What the exercise asks:
Below is a block of records. Copy every line in it that contains the word "культура".

Data items:

================================

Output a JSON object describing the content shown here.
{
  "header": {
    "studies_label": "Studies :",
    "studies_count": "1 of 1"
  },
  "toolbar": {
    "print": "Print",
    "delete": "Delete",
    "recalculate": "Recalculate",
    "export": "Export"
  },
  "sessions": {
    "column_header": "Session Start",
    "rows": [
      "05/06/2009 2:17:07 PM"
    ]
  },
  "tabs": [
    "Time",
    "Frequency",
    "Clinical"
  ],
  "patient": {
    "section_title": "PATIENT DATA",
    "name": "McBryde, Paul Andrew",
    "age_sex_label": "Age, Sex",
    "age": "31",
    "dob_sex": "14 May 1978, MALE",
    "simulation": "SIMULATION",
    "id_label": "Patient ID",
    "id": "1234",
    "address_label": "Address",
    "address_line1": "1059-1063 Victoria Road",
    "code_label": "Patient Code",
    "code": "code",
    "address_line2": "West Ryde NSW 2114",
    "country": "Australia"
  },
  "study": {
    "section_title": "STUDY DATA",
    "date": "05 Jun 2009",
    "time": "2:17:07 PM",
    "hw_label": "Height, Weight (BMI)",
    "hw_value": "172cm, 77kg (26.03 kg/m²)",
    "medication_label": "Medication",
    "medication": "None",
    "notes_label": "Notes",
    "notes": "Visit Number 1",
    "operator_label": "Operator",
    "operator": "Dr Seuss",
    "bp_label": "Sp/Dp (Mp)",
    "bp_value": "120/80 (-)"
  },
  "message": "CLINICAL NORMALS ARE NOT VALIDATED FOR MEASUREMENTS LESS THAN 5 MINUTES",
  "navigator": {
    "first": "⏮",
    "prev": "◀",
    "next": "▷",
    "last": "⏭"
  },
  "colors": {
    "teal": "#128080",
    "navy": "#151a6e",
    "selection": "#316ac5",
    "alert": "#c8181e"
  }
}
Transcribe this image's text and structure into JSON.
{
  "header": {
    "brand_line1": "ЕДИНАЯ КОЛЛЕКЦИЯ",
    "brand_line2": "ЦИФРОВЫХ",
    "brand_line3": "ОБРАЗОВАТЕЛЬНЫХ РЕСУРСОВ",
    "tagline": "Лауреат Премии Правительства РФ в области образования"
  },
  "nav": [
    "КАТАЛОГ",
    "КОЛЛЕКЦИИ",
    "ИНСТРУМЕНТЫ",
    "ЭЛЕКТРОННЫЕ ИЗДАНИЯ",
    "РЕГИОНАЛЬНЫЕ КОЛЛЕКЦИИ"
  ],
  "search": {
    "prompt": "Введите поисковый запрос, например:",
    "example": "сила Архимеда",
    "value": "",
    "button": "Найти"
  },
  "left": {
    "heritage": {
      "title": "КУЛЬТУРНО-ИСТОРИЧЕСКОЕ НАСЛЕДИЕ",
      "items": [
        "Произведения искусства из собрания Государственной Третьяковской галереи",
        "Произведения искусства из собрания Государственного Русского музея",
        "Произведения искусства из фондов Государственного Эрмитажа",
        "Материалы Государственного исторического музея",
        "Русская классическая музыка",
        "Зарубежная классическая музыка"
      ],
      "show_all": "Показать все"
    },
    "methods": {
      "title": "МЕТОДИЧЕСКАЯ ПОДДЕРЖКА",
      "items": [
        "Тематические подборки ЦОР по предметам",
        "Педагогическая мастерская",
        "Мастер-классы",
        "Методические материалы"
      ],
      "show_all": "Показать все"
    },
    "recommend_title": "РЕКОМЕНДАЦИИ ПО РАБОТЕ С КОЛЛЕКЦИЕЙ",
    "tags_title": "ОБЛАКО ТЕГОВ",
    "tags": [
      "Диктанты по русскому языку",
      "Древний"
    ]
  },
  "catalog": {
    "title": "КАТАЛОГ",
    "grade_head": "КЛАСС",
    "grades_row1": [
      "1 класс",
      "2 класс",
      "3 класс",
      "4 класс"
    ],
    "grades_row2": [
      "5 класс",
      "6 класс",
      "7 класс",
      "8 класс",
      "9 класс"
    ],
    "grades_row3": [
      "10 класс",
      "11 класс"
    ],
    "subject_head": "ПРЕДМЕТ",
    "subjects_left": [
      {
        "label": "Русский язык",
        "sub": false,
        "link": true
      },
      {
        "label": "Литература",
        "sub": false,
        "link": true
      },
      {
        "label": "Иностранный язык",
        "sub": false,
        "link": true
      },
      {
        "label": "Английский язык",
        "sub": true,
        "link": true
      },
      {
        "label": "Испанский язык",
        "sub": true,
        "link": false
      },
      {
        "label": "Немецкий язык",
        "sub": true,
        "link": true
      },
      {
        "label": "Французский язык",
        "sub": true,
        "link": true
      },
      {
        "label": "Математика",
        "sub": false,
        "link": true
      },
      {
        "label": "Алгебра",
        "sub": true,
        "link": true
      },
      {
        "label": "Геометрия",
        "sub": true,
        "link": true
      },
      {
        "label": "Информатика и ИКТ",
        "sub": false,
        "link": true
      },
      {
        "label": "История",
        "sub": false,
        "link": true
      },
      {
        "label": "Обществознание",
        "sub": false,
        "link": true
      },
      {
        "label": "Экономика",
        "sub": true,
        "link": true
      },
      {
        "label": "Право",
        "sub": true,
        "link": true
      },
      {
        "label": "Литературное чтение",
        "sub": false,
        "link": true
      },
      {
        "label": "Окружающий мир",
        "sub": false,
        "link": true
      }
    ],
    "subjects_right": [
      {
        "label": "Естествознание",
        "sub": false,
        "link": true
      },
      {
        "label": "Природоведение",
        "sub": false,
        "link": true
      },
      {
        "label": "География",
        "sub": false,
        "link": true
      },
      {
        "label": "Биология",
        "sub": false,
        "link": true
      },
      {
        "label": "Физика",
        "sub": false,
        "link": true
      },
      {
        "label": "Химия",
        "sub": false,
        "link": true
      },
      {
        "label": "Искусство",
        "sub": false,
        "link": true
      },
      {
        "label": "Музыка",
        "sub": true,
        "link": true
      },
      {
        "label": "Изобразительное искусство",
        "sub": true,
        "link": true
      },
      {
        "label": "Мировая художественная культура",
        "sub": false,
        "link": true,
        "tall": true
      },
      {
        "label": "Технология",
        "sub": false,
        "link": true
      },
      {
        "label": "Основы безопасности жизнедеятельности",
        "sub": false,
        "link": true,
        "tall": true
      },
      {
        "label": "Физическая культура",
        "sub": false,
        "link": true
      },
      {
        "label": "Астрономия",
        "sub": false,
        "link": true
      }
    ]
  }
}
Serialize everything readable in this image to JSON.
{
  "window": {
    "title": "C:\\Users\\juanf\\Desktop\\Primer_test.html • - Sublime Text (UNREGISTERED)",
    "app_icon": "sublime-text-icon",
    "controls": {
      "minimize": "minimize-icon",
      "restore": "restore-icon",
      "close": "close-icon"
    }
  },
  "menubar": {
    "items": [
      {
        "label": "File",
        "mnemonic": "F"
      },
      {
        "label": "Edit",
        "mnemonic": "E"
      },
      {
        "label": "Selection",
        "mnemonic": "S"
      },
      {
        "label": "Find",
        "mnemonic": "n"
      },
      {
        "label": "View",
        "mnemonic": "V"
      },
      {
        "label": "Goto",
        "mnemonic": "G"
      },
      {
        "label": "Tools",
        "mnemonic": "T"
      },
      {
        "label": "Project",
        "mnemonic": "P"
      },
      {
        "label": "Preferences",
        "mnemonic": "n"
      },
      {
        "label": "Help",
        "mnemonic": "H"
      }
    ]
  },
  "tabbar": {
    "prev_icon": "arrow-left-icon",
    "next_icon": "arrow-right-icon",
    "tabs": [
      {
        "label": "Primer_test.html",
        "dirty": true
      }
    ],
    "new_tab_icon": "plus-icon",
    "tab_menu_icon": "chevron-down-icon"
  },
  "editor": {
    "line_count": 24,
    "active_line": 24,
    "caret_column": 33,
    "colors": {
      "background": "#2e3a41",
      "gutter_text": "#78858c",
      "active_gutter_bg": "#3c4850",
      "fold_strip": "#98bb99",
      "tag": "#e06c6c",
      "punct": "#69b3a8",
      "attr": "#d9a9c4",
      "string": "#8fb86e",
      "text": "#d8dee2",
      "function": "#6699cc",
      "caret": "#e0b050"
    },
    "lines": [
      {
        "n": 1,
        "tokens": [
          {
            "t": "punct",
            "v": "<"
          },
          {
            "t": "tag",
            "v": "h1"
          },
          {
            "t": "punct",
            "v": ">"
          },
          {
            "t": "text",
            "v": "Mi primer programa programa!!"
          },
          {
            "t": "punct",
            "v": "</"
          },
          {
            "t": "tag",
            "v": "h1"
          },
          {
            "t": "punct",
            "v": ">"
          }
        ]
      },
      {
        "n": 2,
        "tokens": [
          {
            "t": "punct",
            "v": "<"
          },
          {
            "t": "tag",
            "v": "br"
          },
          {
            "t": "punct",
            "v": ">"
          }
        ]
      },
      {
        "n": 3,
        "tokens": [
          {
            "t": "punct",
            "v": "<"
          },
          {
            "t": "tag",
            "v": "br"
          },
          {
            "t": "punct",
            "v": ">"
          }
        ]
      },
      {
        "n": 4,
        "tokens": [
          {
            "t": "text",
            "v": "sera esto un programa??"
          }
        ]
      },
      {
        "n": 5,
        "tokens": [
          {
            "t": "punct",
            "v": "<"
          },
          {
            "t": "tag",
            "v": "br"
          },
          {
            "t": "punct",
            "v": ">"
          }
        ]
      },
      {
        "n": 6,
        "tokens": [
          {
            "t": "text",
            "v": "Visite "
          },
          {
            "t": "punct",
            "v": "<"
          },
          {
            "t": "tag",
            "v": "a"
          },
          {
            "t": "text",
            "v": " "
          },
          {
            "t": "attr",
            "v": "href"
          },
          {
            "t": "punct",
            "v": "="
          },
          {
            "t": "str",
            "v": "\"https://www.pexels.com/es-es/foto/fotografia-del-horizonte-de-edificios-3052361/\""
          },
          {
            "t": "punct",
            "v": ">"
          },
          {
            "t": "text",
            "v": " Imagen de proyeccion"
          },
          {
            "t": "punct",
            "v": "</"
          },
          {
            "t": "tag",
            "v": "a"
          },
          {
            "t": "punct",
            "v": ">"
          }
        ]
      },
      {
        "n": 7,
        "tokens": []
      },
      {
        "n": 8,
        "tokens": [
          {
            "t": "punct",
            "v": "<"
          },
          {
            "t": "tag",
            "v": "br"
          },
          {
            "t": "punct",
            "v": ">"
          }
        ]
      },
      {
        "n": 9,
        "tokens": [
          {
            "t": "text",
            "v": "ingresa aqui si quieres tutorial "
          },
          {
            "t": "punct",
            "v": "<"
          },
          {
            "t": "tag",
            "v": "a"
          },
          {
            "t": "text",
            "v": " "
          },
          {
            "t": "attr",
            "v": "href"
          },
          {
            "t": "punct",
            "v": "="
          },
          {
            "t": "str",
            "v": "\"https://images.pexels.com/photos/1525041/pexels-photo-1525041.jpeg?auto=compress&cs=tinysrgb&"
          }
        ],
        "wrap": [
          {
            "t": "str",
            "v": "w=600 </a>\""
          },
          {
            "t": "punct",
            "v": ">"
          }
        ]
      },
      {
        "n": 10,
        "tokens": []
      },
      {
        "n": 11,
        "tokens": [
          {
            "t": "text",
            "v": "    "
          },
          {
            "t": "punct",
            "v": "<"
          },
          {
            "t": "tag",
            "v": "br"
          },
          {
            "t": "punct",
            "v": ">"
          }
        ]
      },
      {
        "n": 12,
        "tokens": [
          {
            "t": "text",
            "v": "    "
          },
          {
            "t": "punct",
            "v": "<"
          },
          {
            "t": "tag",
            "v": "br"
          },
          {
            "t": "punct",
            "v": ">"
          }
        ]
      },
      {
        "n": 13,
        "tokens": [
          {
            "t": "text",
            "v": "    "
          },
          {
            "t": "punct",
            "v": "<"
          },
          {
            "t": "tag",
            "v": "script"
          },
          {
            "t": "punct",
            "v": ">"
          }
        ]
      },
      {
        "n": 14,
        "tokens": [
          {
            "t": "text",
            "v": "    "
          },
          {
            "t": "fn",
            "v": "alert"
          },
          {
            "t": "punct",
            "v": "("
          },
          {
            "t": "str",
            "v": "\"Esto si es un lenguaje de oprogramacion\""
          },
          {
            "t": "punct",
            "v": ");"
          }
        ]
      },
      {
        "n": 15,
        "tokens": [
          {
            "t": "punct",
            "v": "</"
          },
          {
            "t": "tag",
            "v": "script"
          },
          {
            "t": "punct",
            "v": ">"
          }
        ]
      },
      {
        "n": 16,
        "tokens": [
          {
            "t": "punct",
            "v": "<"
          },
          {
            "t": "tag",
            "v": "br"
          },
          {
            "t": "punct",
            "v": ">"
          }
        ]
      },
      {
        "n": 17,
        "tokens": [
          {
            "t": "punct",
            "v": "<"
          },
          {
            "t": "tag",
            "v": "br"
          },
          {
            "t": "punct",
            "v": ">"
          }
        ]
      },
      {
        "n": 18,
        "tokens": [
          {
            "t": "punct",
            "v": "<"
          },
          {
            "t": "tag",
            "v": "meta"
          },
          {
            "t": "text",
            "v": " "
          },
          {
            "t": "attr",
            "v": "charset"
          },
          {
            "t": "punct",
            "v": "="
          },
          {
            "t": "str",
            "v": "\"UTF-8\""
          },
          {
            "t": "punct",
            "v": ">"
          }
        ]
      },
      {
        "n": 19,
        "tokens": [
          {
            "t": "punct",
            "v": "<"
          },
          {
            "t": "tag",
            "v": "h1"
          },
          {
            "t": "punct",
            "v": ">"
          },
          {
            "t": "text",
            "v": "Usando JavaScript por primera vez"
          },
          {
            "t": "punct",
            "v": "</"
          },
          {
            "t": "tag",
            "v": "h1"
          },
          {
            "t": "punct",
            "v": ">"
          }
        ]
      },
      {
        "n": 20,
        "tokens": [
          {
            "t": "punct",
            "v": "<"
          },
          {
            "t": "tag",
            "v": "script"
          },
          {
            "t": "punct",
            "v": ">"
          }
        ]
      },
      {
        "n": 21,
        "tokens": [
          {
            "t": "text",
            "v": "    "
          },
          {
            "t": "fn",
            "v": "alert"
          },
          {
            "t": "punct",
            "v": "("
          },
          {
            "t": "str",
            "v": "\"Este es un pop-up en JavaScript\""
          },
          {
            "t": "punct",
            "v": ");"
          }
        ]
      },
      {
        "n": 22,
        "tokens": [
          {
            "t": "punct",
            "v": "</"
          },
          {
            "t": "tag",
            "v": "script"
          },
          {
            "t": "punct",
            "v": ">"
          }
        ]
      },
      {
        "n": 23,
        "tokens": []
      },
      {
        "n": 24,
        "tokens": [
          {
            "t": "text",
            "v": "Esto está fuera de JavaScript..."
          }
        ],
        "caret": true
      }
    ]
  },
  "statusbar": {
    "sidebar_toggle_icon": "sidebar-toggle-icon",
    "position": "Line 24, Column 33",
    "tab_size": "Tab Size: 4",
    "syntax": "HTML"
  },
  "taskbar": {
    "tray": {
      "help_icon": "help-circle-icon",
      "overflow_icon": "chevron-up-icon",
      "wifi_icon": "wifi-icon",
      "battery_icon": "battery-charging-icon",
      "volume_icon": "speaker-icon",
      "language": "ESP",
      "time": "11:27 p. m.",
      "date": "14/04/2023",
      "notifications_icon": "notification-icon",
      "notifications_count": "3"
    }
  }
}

================================

Answer in full:
        "label": "Мировая художественная культура",
        "label": "Физическая культура",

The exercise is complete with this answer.